━━ EXTRACTED ENTRIES ━━

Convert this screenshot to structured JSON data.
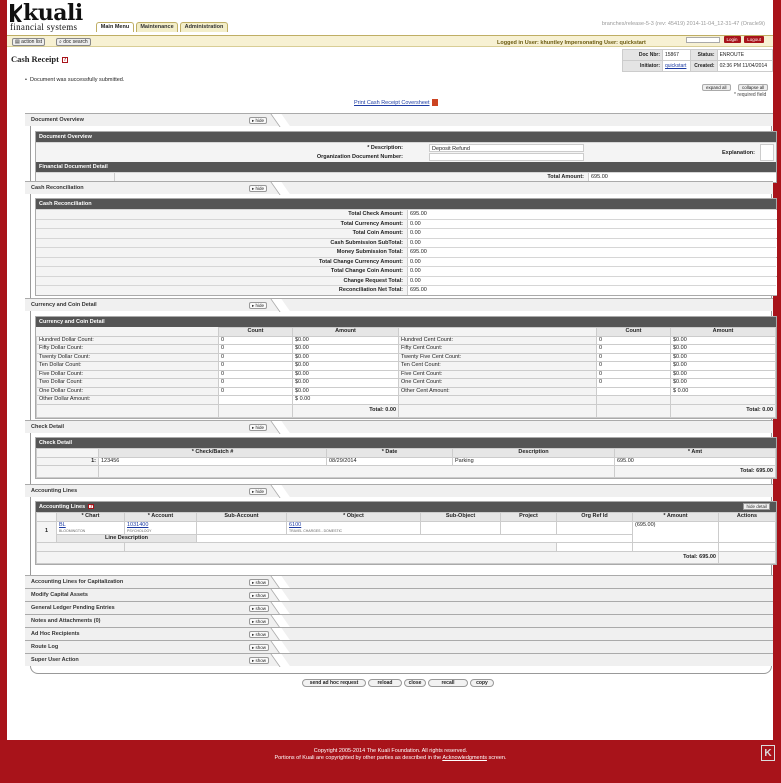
{
  "app": {
    "logo_text": "kuali",
    "logo_sub": "financial systems",
    "build": "branches/release-5-3 (rev: 45419) 2014-11-04_12-31-47 (Oracle9i)"
  },
  "tabs": [
    "Main Menu",
    "Maintenance",
    "Administration"
  ],
  "login": {
    "login_label": "Login",
    "logout_label": "Logout"
  },
  "linkbar": {
    "action_list": "action list",
    "doc_search": "doc search",
    "logged_in": "Logged in User: khuntley   Impersonating User: quickstart"
  },
  "header": {
    "title": "Cash Receipt",
    "doc_nbr_label": "Doc Nbr:",
    "doc_nbr": "15867",
    "status_label": "Status:",
    "status": "ENROUTE",
    "initiator_label": "Initiator:",
    "initiator": "quickstart",
    "created_label": "Created:",
    "created": "02:36 PM 11/04/2014"
  },
  "message": "Document was successfully submitted.",
  "print_link": "Print Cash Receipt Coversheet",
  "expand_all": "expand all",
  "collapse_all": "collapse all",
  "required_note": "* required field",
  "hide": "hide",
  "show": "show",
  "doc_overview": {
    "section": "Document Overview",
    "bar": "Document Overview",
    "desc_label": "* Description:",
    "desc_value": "Deposit Refund",
    "org_label": "Organization Document Number:",
    "expl_label": "Explanation:",
    "fin_bar": "Financial Document Detail",
    "total_label": "Total Amount:",
    "total_value": "695.00"
  },
  "cash_recon": {
    "section": "Cash Reconciliation",
    "bar": "Cash Reconciliation",
    "rows": [
      {
        "label": "Total Check Amount:",
        "value": "695.00"
      },
      {
        "label": "Total Currency Amount:",
        "value": "0.00"
      },
      {
        "label": "Total Coin Amount:",
        "value": "0.00"
      },
      {
        "label": "Cash Submission SubTotal:",
        "value": "0.00"
      },
      {
        "label": "Money Submission Total:",
        "value": "695.00"
      },
      {
        "label": "Total Change Currency Amount:",
        "value": "0.00"
      },
      {
        "label": "Total Change Coin Amount:",
        "value": "0.00"
      },
      {
        "label": "Change Request Total:",
        "value": "0.00"
      },
      {
        "label": "Reconciliation Net Total:",
        "value": "695.00"
      }
    ]
  },
  "currency": {
    "section": "Currency and Coin Detail",
    "bar": "Currency and Coin Detail",
    "count_h": "Count",
    "amount_h": "Amount",
    "left": [
      {
        "label": "Hundred Dollar Count:",
        "count": "0",
        "amount": "$0.00"
      },
      {
        "label": "Fifty Dollar Count:",
        "count": "0",
        "amount": "$0.00"
      },
      {
        "label": "Twenty Dollar Count:",
        "count": "0",
        "amount": "$0.00"
      },
      {
        "label": "Ten Dollar Count:",
        "count": "0",
        "amount": "$0.00"
      },
      {
        "label": "Five Dollar Count:",
        "count": "0",
        "amount": "$0.00"
      },
      {
        "label": "Two Dollar Count:",
        "count": "0",
        "amount": "$0.00"
      },
      {
        "label": "One Dollar Count:",
        "count": "0",
        "amount": "$0.00"
      },
      {
        "label": "Other Dollar Amount:",
        "count": "",
        "amount": "$ 0.00"
      }
    ],
    "right": [
      {
        "label": "Hundred Cent Count:",
        "count": "0",
        "amount": "$0.00"
      },
      {
        "label": "Fifty Cent Count:",
        "count": "0",
        "amount": "$0.00"
      },
      {
        "label": "Twenty Five Cent Count:",
        "count": "0",
        "amount": "$0.00"
      },
      {
        "label": "Ten Cent Count:",
        "count": "0",
        "amount": "$0.00"
      },
      {
        "label": "Five Cent Count:",
        "count": "0",
        "amount": "$0.00"
      },
      {
        "label": "One Cent Count:",
        "count": "0",
        "amount": "$0.00"
      },
      {
        "label": "Other Cent Amount:",
        "count": "",
        "amount": "$ 0.00"
      }
    ],
    "total_left": "Total: 0.00",
    "total_right": "Total: 0.00"
  },
  "check": {
    "section": "Check Detail",
    "bar": "Check Detail",
    "h_check": "* Check/Batch #",
    "h_date": "* Date",
    "h_desc": "Description",
    "h_amt": "* Amt",
    "row_num": "1:",
    "check_no": "123456",
    "date": "08/29/2014",
    "desc": "Parking",
    "amt": "695.00",
    "total": "Total: 695.00"
  },
  "acct": {
    "section": "Accounting Lines",
    "bar": "Accounting Lines",
    "hide_detail": "hide detail",
    "h_chart": "* Chart",
    "h_account": "* Account",
    "h_subaccount": "Sub-Account",
    "h_object": "* Object",
    "h_subobject": "Sub-Object",
    "h_project": "Project",
    "h_orgref": "Org Ref Id",
    "h_amount": "* Amount",
    "h_actions": "Actions",
    "row_num": "1",
    "chart": "BL",
    "chart_sub": "BLOOMINGTON",
    "account": "1031400",
    "account_sub": "PSYCHOLOGY",
    "object": "6100",
    "object_sub": "TRAVEL CHARGES - DOMESTIC",
    "amount": "(695.00)",
    "line_desc": "Line Description",
    "total": "Total: 695.00"
  },
  "collapsed_sections": [
    "Accounting Lines for Capitalization",
    "Modify Capital Assets",
    "General Ledger Pending Entries",
    "Notes and Attachments (0)",
    "Ad Hoc Recipients",
    "Route Log",
    "Super User Action"
  ],
  "buttons": [
    "send ad hoc request",
    "reload",
    "close",
    "recall",
    "copy"
  ],
  "footer": {
    "line1": "Copyright 2005-2014 The Kuali Foundation. All rights reserved.",
    "line2a": "Portions of Kuali are copyrighted by other parties as described in the",
    "line2_link": "Acknowledgments",
    "line2b": "screen."
  }
}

━━━

THE PROBLEM: Look through the data above. Copy every line with the string "Receipt" in it.

RESPONSE TO THE TASK:
    "title": "Cash Receipt",
  "print_link": "Print Cash Receipt Coversheet",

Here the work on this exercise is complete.